-- Start of Material --

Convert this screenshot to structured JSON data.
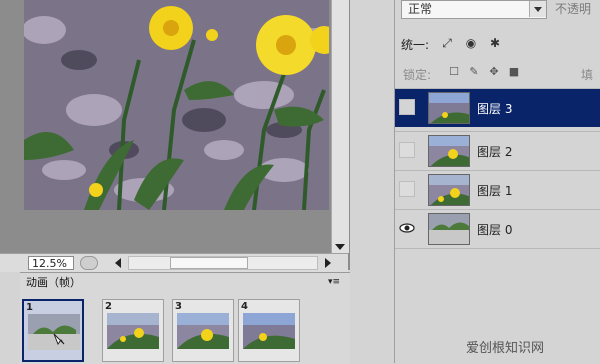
{
  "document": {
    "zoom": "12.5%"
  },
  "animation_panel": {
    "tab_label": "动画（帧）",
    "menu_icon": "panel-menu-icon",
    "frames": [
      {
        "number": "1"
      },
      {
        "number": "2"
      },
      {
        "number": "3"
      },
      {
        "number": "4"
      }
    ],
    "selected_frame": "1"
  },
  "layers_panel": {
    "blend_mode": "正常",
    "opacity_label": "不透明",
    "unify_label": "统一:",
    "lock_label": "锁定:",
    "fill_label": "填",
    "layers": [
      {
        "name": "图层 3",
        "selected": true,
        "visible": false
      },
      {
        "name": "图层 2",
        "selected": false,
        "visible": false
      },
      {
        "name": "图层 1",
        "selected": false,
        "visible": false
      },
      {
        "name": "图层 0",
        "selected": false,
        "visible": true
      }
    ]
  },
  "watermark": {
    "text": "爱创根知识网"
  },
  "colors": {
    "selection": "#0a246a",
    "flower": "#f2d21b",
    "leaf": "#3e6b33"
  }
}
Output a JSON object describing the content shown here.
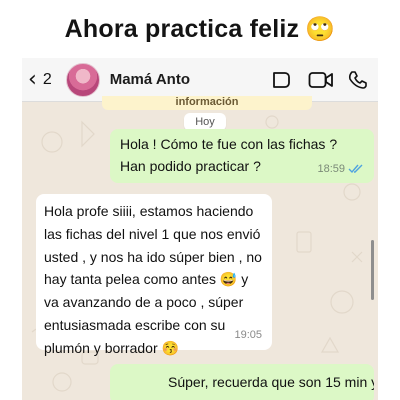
{
  "caption": {
    "title": "Ahora practica feliz",
    "emoji": "🙄"
  },
  "header": {
    "back_count": "2",
    "contact_name": "Mamá Anto",
    "icons": [
      "back-chevron-icon",
      "video-icon",
      "camera-icon",
      "phone-icon"
    ]
  },
  "chat": {
    "banner": "información",
    "day_label": "Hoy",
    "messages": [
      {
        "direction": "outgoing",
        "lines": [
          "Hola ! Cómo te fue con las fichas ?",
          "Han podido practicar ?"
        ],
        "time": "18:59",
        "status": "read"
      },
      {
        "direction": "incoming",
        "lines": [
          "Hola profe siiii, estamos haciendo",
          "las fichas del nivel 1 que nos envió",
          "usted , y nos ha ido súper bien , no",
          "hay tanta pelea como antes 😅 y",
          "va avanzando de a poco , súper",
          "entusiasmada escribe con su",
          "plumón y borrador 😚"
        ],
        "time": "19:05"
      },
      {
        "direction": "outgoing",
        "lines": [
          "Súper, recuerda que son 15 min y"
        ]
      }
    ]
  },
  "colors": {
    "outgoing_bubble": "#dcf8c6",
    "incoming_bubble": "#ffffff",
    "chat_background": "#efe7dc",
    "read_ticks": "#4fa3e0"
  }
}
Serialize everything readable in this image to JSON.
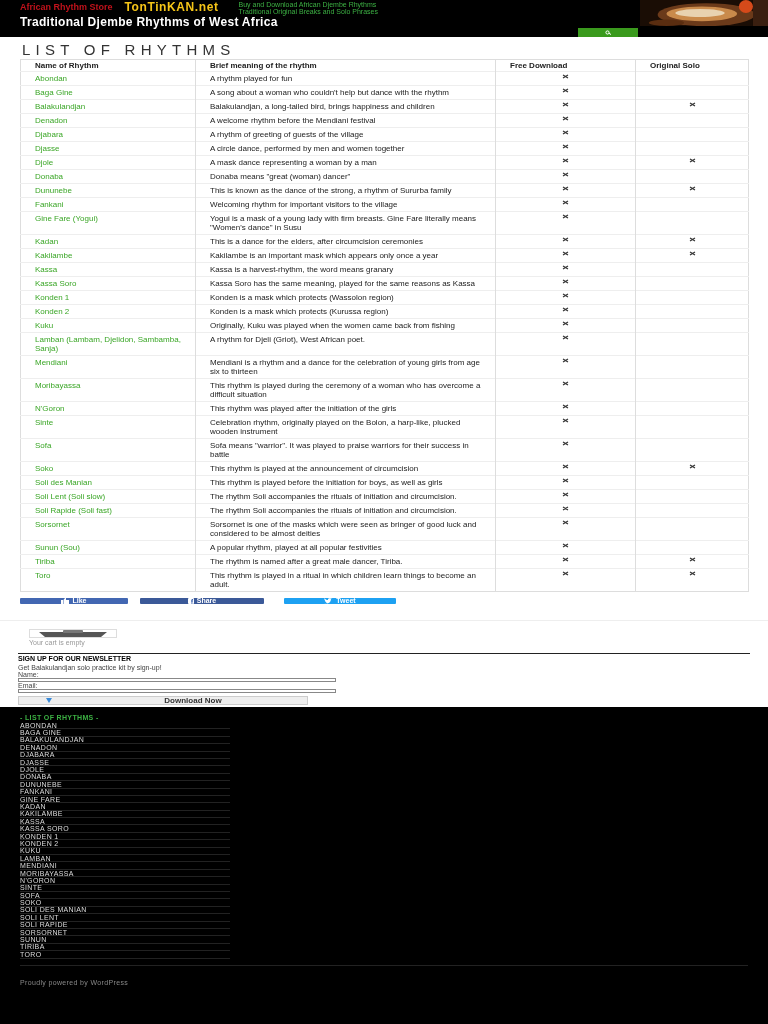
{
  "header": {
    "store_name": "African Rhythm Store",
    "logo": "TonTinKAN.net",
    "taglines": [
      "Buy and Download African Djembe Rhythms",
      "Traditional Original Breaks and Solo Phrases"
    ],
    "site_title": "Traditional Djembe Rhythms of West Africa"
  },
  "page_title": "LIST OF RHYTHMS",
  "table": {
    "columns": [
      "Name of Rhythm",
      "Brief meaning of the rhythm",
      "Free Download",
      "Original Solo"
    ],
    "rows": [
      {
        "name": "Abondan",
        "meaning": "A rhythm played for fun",
        "free_download": true,
        "original_solo": false
      },
      {
        "name": "Baga Gine",
        "meaning": "A song about a woman who couldn't help but dance with the rhythm",
        "free_download": true,
        "original_solo": false
      },
      {
        "name": "Balakulandjan",
        "meaning": "Balakulandjan, a long-tailed bird, brings happiness and children",
        "free_download": true,
        "original_solo": true
      },
      {
        "name": "Denadon",
        "meaning": "A welcome rhythm before the Mendiani festival",
        "free_download": true,
        "original_solo": false
      },
      {
        "name": "Djabara",
        "meaning": "A rhythm of greeting of guests of the village",
        "free_download": true,
        "original_solo": false
      },
      {
        "name": "Djasse",
        "meaning": "A circle dance, performed by men and women together",
        "free_download": true,
        "original_solo": false
      },
      {
        "name": "Djole",
        "meaning": "A mask dance representing a woman by a man",
        "free_download": true,
        "original_solo": true
      },
      {
        "name": "Donaba",
        "meaning": "Donaba means \"great (woman) dancer\"",
        "free_download": true,
        "original_solo": false
      },
      {
        "name": "Dununebe",
        "meaning": "This is known as the dance of the strong, a rhythm of Sururba family",
        "free_download": true,
        "original_solo": true
      },
      {
        "name": "Fankani",
        "meaning": "Welcoming rhythm for important visitors to the village",
        "free_download": true,
        "original_solo": false
      },
      {
        "name": "Gine Fare (Yogui)",
        "meaning": "Yogui is a mask of a young lady with firm breasts. Gine Fare literally means \"Women's dance\" in Susu",
        "free_download": true,
        "original_solo": false
      },
      {
        "name": "Kadan",
        "meaning": "This is a dance for the elders, after circumcision ceremonies",
        "free_download": true,
        "original_solo": true
      },
      {
        "name": "Kakilambe",
        "meaning": "Kakilambe is an important mask which appears only once a year",
        "free_download": true,
        "original_solo": true
      },
      {
        "name": "Kassa",
        "meaning": "Kassa is a harvest-rhythm, the word means granary",
        "free_download": true,
        "original_solo": false
      },
      {
        "name": "Kassa Soro",
        "meaning": "Kassa Soro has the same meaning, played for the same reasons as Kassa",
        "free_download": true,
        "original_solo": false
      },
      {
        "name": "Konden 1",
        "meaning": "Konden is a mask which protects (Wassolon region)",
        "free_download": true,
        "original_solo": false
      },
      {
        "name": "Konden 2",
        "meaning": "Konden is a mask which protects (Kurussa region)",
        "free_download": true,
        "original_solo": false
      },
      {
        "name": "Kuku",
        "meaning": "Originally, Kuku was played when the women came back from fishing",
        "free_download": true,
        "original_solo": false
      },
      {
        "name": "Lamban (Lambam, Djelidon, Sambamba, Sanja)",
        "meaning": "A rhythm for Djeli (Griot), West African poet.",
        "free_download": true,
        "original_solo": false
      },
      {
        "name": "Mendiani",
        "meaning": "Mendiani is a rhythm and a dance for the celebration of young girls from age six to thirteen",
        "free_download": true,
        "original_solo": false
      },
      {
        "name": "Moribayassa",
        "meaning": "This rhythm is played during the ceremony of a woman who has overcome a difficult situation",
        "free_download": true,
        "original_solo": false
      },
      {
        "name": "N'Goron",
        "meaning": "This rhythm was played after the initiation of the girls",
        "free_download": true,
        "original_solo": false
      },
      {
        "name": "Sinte",
        "meaning": "Celebration rhythm, originally played on the Bolon, a harp-like, plucked wooden instrument",
        "free_download": true,
        "original_solo": false
      },
      {
        "name": "Sofa",
        "meaning": "Sofa means \"warrior\". It was played to praise warriors for their success in battle",
        "free_download": true,
        "original_solo": false
      },
      {
        "name": "Soko",
        "meaning": "This rhythm is played at the announcement of circumcision",
        "free_download": true,
        "original_solo": true
      },
      {
        "name": "Soli des Manian",
        "meaning": "This rhythm is played before the initiation for boys, as well as girls",
        "free_download": true,
        "original_solo": false
      },
      {
        "name": "Soli Lent (Soli slow)",
        "meaning": "The rhythm Soli accompanies the rituals of initiation and circumcision.",
        "free_download": true,
        "original_solo": false
      },
      {
        "name": "Soli Rapide (Soli fast)",
        "meaning": "The rhythm Soli accompanies the rituals of initiation and circumcision.",
        "free_download": true,
        "original_solo": false
      },
      {
        "name": "Sorsornet",
        "meaning": "Sorsornet is one of the masks which were seen as bringer of good luck and considered to be almost deities",
        "free_download": true,
        "original_solo": false
      },
      {
        "name": "Sunun (Sou)",
        "meaning": "A popular rhythm, played at all popular festivities",
        "free_download": true,
        "original_solo": false
      },
      {
        "name": "Tiriba",
        "meaning": "The rhythm is named after a great male dancer, Tiriba.",
        "free_download": true,
        "original_solo": true
      },
      {
        "name": "Toro",
        "meaning": "This rhythm is played in a ritual in which children learn things to become an adult.",
        "free_download": true,
        "original_solo": true
      }
    ]
  },
  "social_buttons": [
    {
      "kind": "like",
      "label": "Like"
    },
    {
      "kind": "share",
      "label": "Share"
    },
    {
      "kind": "tweet",
      "label": "Tweet"
    }
  ],
  "cart": {
    "message": "Your cart is empty"
  },
  "newsletter": {
    "title": "SIGN UP FOR OUR NEWSLETTER",
    "text": "Get Balakulandjan solo practice kit by sign-up!",
    "fields": [
      {
        "label": "Name:"
      },
      {
        "label": "Email:"
      }
    ],
    "button": "Download Now"
  },
  "footer": {
    "title": "- LIST OF RHYTHMS -",
    "items": [
      "ABONDAN",
      "BAGA GINE",
      "BALAKULANDJAN",
      "DENADON",
      "DJABARA",
      "DJASSE",
      "DJOLE",
      "DONABA",
      "DUNUNEBE",
      "FANKANI",
      "GINE FARE",
      "KADAN",
      "KAKILAMBE",
      "KASSA",
      "KASSA SORO",
      "KONDEN 1",
      "KONDEN 2",
      "KUKU",
      "LAMBAN",
      "MENDIANI",
      "MORIBAYASSA",
      "N'GORON",
      "SINTE",
      "SOFA",
      "SOKO",
      "SOLI DES MANIAN",
      "SOLI LENT",
      "SOLI RAPIDE",
      "SORSORNET",
      "SUNUN",
      "TIRIBA",
      "TORO"
    ],
    "credit": "Proudly powered by WordPress"
  }
}
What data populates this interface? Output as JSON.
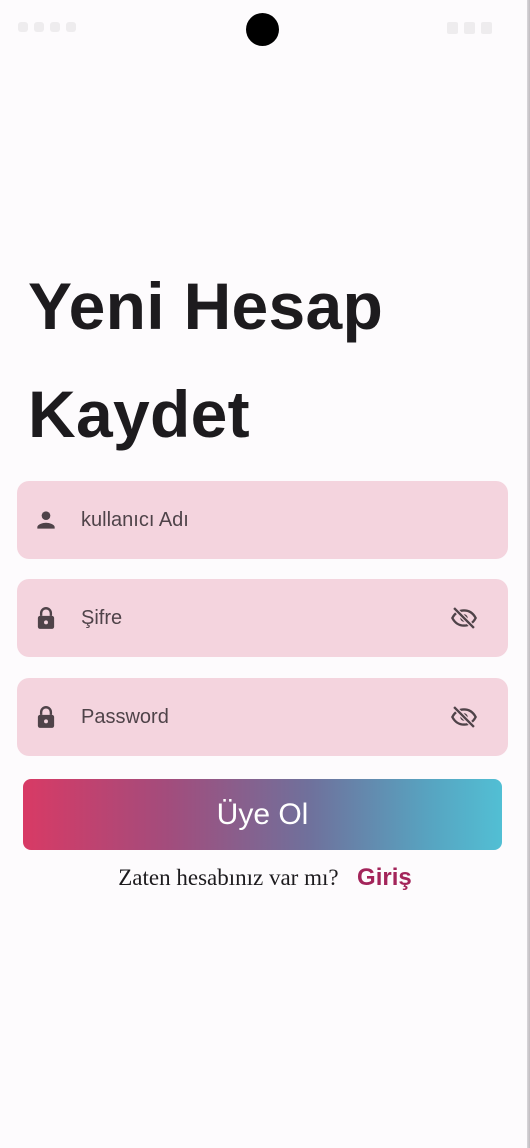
{
  "header": {
    "title_line1": "Yeni Hesap",
    "title_line2": "Kaydet"
  },
  "form": {
    "username": {
      "placeholder": "kullanıcı Adı",
      "value": "",
      "icon": "person-icon"
    },
    "password": {
      "placeholder": "Şifre",
      "value": "",
      "icon": "lock-icon",
      "toggle_icon": "eye-off-icon"
    },
    "password_confirm": {
      "placeholder": "Password",
      "value": "",
      "icon": "lock-icon",
      "toggle_icon": "eye-off-icon"
    },
    "submit_label": "Üye Ol"
  },
  "footer": {
    "question": "Zaten hesabınız var mı?",
    "login_link": "Giriş"
  },
  "colors": {
    "background": "#fdfbfd",
    "field_background": "#f4d4de",
    "title_text": "#1d1b1e",
    "icon": "#4f4349",
    "button_gradient_start": "#d83a65",
    "button_gradient_end": "#52bfd4",
    "link": "#a3245a"
  }
}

-- End of Material --

Pick out each line that holds the string "young".

        "meaning": "Yogui is a mask of a young lady with firm breasts. Gine Fare literally means \"Women's dance\" in Susu",
        "meaning": "Mendiani is a rhythm and a dance for the celebration of young girls from age six to thirteen",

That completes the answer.